=== To be done ===
Below are some records; repeat them all exactly, minus the pictures.

=== Data ===
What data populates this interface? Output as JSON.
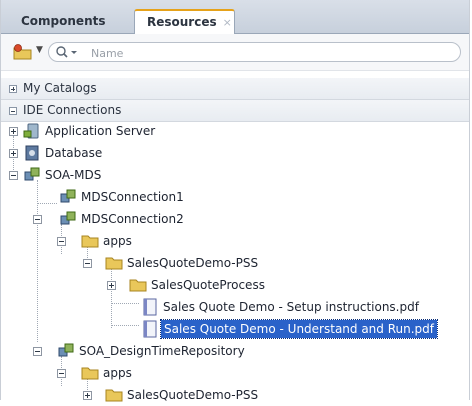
{
  "tabs": {
    "components": "Components",
    "resources": "Resources",
    "close": "×"
  },
  "search": {
    "placeholder": "Name",
    "filter_glyph": "Q▾"
  },
  "sections": {
    "my_catalogs": "My Catalogs",
    "ide_connections": "IDE Connections"
  },
  "tree": {
    "application_server": "Application Server",
    "database": "Database",
    "soa_mds": "SOA-MDS",
    "mds_connection1": "MDSConnection1",
    "mds_connection2": "MDSConnection2",
    "apps": "apps",
    "sales_quote_demo_pss": "SalesQuoteDemo-PSS",
    "sales_quote_process": "SalesQuoteProcess",
    "setup_pdf": "Sales Quote Demo - Setup instructions.pdf",
    "understand_pdf": "Sales Quote Demo - Understand and Run.pdf",
    "soa_design_repo": "SOA_DesignTimeRepository",
    "apps2": "apps",
    "sales_quote_demo_pss2": "SalesQuoteDemo-PSS"
  },
  "colors": {
    "selection": "#2a62c9",
    "folder": "#e9c75a",
    "accent_tab": "#e6a21a"
  }
}
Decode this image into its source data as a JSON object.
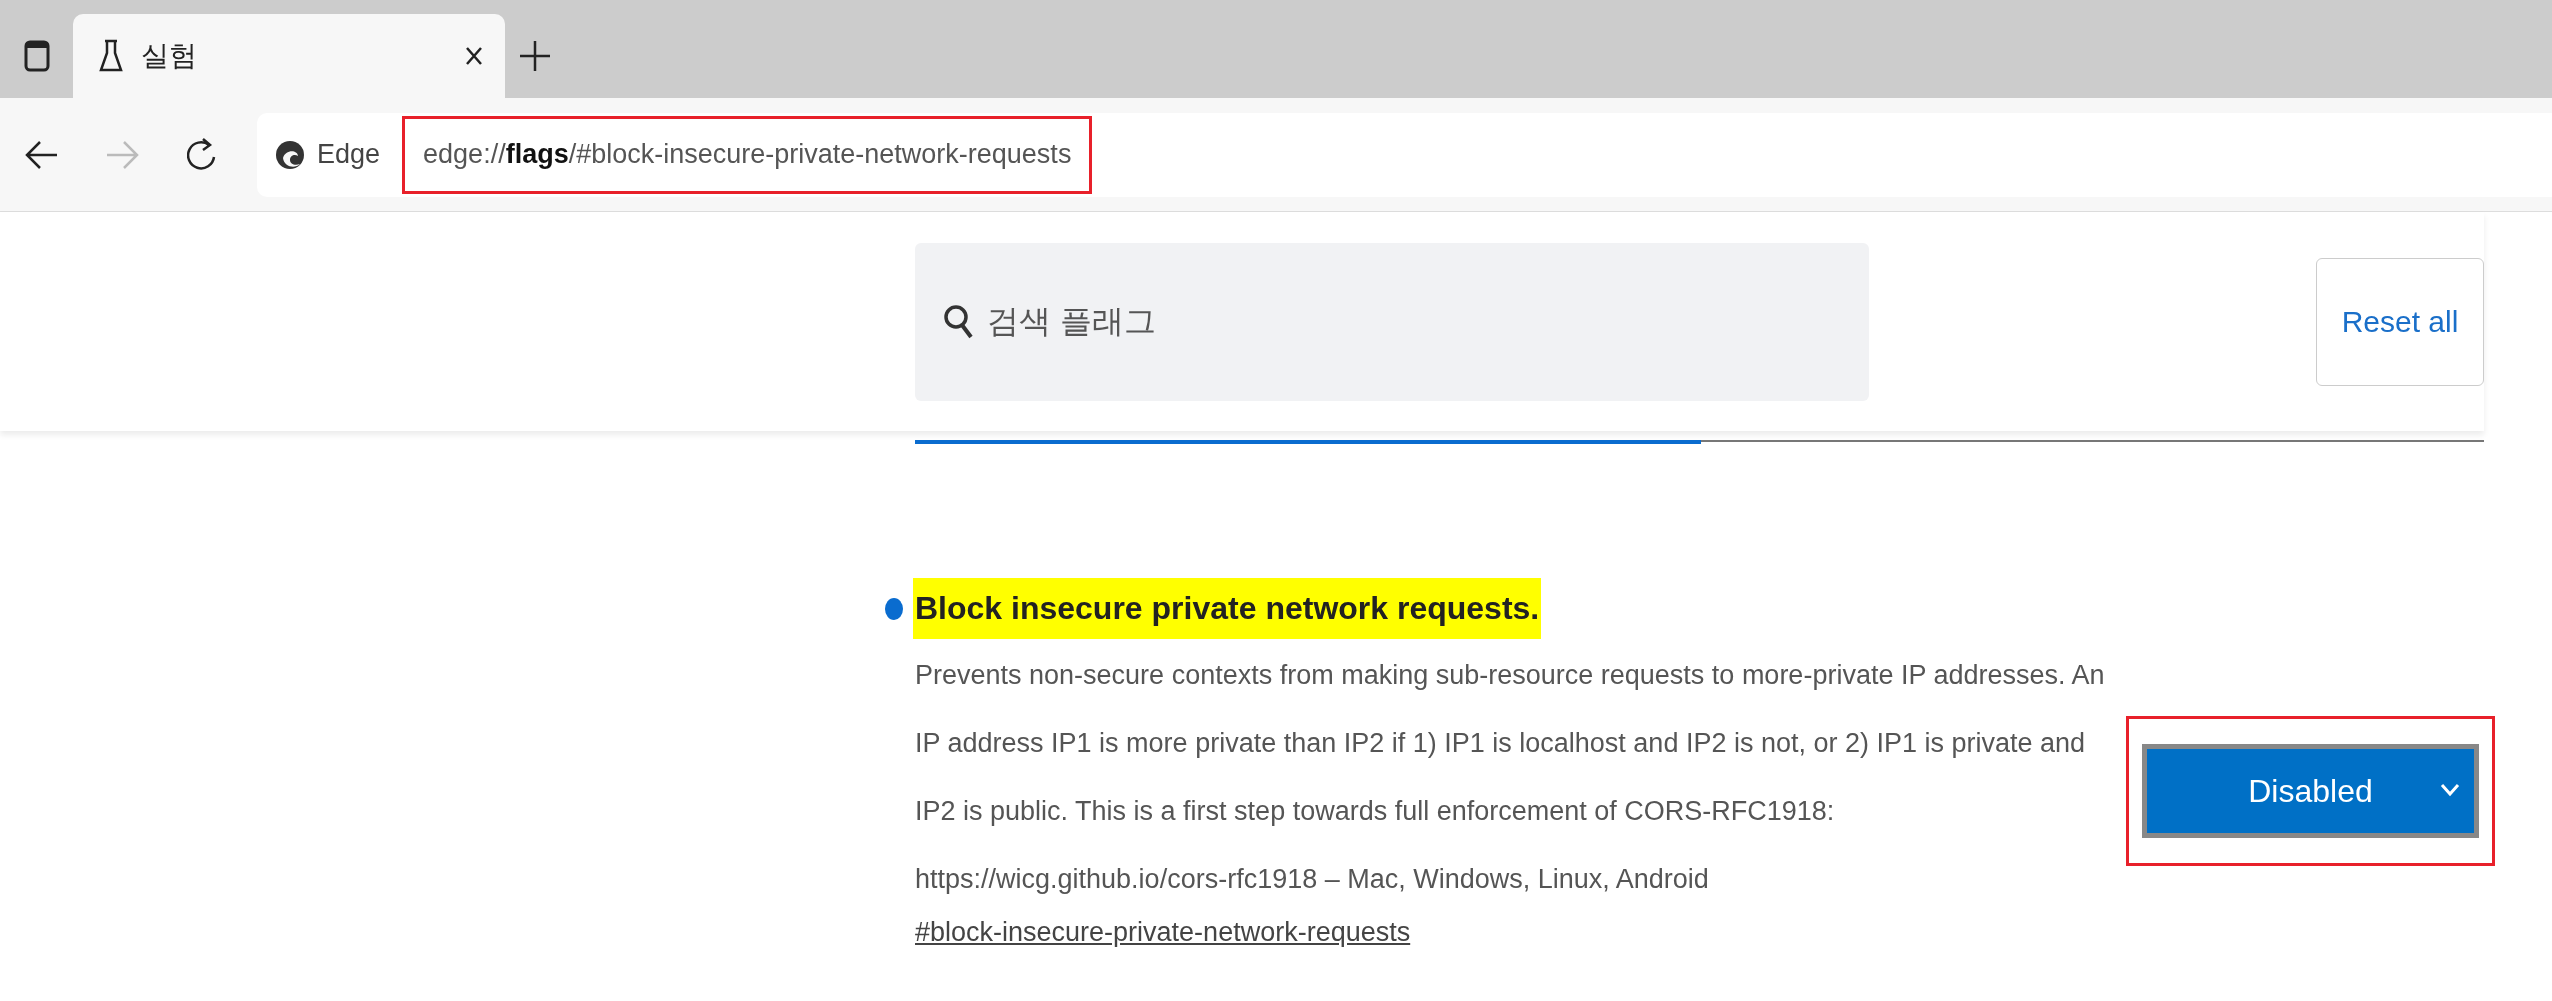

=== Expected answer ===
What data populates this interface? Output as JSON.
{
  "tabs": {
    "components": "Components",
    "resources": "Resources",
    "close": "×"
  },
  "search": {
    "placeholder": "Name",
    "filter_glyph": "Q▾"
  },
  "sections": {
    "my_catalogs": "My Catalogs",
    "ide_connections": "IDE Connections"
  },
  "tree": {
    "application_server": "Application Server",
    "database": "Database",
    "soa_mds": "SOA-MDS",
    "mds_connection1": "MDSConnection1",
    "mds_connection2": "MDSConnection2",
    "apps": "apps",
    "sales_quote_demo_pss": "SalesQuoteDemo-PSS",
    "sales_quote_process": "SalesQuoteProcess",
    "setup_pdf": "Sales Quote Demo - Setup instructions.pdf",
    "understand_pdf": "Sales Quote Demo - Understand and Run.pdf",
    "soa_design_repo": "SOA_DesignTimeRepository",
    "apps2": "apps",
    "sales_quote_demo_pss2": "SalesQuoteDemo-PSS"
  },
  "colors": {
    "selection": "#2a62c9",
    "folder": "#e9c75a",
    "accent_tab": "#e6a21a"
  }
}
Decode this image into its source data as a JSON object.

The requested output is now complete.